EXCERPTED TEXT:
....................

Evil DeAddiction

by

JC Schildbach, LMHC

I finally watched the ‘reboot’ or ‘re-imagining’ of The Evil Dead ‘. It’s only four years old at this point, proving that this blog is up-to-the-minute timely if nothing else.

I’m sure to some this will sound like an old-man horror-fan rant. And certainly I could probably create an entire blog called “Old Man Horror Fan Rant”, easily generating a post at least every other week based on how often I watch horror films, read horror novels (at least recently and in my teens), and my horror-centered habit, which stretches back to my childhood.

Speaking of habits, that is the big problem at the center of the Evil Dead remake.

I couldn’t care less whether film-makers change the gender or ethnicity of film characters…provided those alterations aren’t playing into stereotypes or other lazy writing/film-making practices, although I have no idea why the main character in the Evil Dead reboot didn’t retain the gender-neutral-tilting-toward-female name Ashley (opting for Mia instead).

That said, I do have issues with current ideas of how to remake horror movies to fit a more “modern” sensibility, with an appeal to audience “sophistication.” For instance, the bland Nightmare on Elm Street reboot, starring Jackie Earle Haley, tried to play up the whole child-molestation angle of Freddy Krueger—essentially draining the original film’s humor, and making it difficult to really get behind Freddy’s imaginative, dream-based murders. Yes, I said “get behind…murders.” Somehow, Freddy ended up being much less entertaining, and much less scary at the same time, by attempting to ground his evil in explicitly exposited child molestation—perhaps because, prior to Nightmare, Haley played a more disturbing and scary child molester in the more real-world movie, Little Children.

Now, as much as I appreciate the inclusion of the original version of The Evil Dead in the pantheon of horror movies, and enjoy the low-budget craftiness and concept of the film, I’ve only ever been a casual fan, largely due to the last third of the film devolving into non-stop witchy cackling, spewing blood, melting faces, and various other forms of jetting viscera and cracking, crumbling bones.

Old Evil Dead

Old-school, drug-free evil.

....................

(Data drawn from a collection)

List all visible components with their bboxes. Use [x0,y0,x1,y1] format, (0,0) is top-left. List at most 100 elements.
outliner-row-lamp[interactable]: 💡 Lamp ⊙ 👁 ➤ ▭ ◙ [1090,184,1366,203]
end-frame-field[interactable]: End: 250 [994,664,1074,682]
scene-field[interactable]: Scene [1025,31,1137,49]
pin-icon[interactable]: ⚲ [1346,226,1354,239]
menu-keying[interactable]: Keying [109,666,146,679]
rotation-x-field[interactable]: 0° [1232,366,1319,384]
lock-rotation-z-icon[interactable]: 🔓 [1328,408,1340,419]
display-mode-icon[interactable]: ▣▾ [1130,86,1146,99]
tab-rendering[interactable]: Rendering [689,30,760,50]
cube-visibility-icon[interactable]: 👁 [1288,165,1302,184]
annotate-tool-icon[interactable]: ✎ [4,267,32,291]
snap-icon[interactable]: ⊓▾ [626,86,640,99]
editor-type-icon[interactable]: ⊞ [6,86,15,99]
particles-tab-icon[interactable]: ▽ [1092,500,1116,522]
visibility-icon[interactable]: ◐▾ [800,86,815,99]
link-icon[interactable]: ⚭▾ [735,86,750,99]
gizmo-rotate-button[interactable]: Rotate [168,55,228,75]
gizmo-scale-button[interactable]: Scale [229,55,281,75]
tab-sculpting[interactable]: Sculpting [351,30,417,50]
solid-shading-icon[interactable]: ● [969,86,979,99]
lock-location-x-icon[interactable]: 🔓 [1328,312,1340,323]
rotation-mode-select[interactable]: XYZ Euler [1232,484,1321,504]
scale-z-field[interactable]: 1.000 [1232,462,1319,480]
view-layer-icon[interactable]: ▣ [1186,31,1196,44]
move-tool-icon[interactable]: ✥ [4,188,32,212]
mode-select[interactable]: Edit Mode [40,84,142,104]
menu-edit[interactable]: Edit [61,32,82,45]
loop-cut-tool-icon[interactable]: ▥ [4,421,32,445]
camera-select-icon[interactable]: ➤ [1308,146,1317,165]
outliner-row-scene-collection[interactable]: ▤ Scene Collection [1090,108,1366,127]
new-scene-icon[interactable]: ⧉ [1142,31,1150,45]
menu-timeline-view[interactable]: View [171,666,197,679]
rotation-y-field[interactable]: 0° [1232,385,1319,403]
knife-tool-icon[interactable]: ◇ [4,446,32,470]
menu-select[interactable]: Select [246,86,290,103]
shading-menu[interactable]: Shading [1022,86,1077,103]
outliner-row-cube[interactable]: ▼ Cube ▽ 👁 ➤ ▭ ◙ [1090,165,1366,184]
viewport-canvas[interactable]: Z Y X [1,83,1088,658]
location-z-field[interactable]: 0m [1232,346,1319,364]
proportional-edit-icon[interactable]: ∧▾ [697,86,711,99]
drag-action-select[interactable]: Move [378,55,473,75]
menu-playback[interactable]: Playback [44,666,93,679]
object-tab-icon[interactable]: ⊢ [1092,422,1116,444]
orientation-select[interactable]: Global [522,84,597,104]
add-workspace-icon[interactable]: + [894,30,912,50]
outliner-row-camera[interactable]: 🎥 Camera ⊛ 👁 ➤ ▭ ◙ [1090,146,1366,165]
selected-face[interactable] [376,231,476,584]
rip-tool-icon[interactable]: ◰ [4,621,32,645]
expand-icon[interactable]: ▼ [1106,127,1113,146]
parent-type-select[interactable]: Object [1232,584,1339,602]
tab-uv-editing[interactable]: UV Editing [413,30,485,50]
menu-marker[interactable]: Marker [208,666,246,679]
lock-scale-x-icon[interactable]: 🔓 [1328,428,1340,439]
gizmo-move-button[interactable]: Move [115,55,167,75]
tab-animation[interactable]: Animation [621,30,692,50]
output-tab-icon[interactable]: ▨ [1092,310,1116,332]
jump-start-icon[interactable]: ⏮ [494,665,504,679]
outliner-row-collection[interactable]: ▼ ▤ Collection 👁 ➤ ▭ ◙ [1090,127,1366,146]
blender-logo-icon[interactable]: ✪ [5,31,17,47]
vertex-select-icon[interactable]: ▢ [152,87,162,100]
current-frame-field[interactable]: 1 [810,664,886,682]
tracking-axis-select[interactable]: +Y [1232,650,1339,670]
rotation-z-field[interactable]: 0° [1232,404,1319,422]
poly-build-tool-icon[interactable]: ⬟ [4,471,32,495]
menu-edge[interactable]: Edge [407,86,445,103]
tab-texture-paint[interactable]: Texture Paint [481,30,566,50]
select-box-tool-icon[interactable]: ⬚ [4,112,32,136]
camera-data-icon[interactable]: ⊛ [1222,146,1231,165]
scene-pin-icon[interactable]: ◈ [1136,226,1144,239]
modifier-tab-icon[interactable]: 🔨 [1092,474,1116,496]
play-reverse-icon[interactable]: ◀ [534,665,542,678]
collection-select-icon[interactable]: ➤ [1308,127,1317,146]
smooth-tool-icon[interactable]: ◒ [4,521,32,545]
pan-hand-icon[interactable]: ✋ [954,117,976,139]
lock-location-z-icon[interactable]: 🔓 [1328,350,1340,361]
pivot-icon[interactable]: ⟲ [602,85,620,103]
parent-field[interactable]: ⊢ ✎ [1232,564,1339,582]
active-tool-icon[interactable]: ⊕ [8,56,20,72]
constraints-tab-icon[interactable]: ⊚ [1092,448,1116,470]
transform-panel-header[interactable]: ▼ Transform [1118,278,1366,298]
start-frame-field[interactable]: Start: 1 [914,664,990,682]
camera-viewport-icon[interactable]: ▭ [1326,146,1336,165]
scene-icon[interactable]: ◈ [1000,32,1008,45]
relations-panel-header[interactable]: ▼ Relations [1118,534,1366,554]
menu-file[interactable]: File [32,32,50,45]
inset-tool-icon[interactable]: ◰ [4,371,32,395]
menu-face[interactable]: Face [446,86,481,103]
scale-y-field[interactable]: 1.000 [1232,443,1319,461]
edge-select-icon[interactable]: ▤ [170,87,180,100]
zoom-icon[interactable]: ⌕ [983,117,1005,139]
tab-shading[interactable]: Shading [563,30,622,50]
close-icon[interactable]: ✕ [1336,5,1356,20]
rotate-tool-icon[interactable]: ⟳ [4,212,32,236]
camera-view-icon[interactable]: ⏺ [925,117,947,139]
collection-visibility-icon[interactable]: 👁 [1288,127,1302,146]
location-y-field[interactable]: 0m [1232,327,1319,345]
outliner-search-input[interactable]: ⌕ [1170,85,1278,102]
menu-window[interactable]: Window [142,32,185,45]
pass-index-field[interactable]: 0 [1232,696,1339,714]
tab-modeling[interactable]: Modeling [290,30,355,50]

....................

EXERCISES TO COMPLETE:
1. In the blog post about the Evil Dead remake, what name does the main character have instead of Ashley?
2. Rewrite the passage of the Evil Dead blog post starting at "I couldn’t care" and ending at "for Mia instead).", swapping "stereotypes" for "clichés".
The lines play no part in this.

EXERCISE RESPONSES:
1. Mia

2.
I couldn’t care less whether film-makers change the gender or ethnicity of film characters…provided those alterations aren’t playing into clichés or other lazy writing/film-making practices, although I have no idea why the main character in the Evil Dead reboot didn’t retain the gender-neutral-tilting-toward-female name Ashley (opting for Mia instead).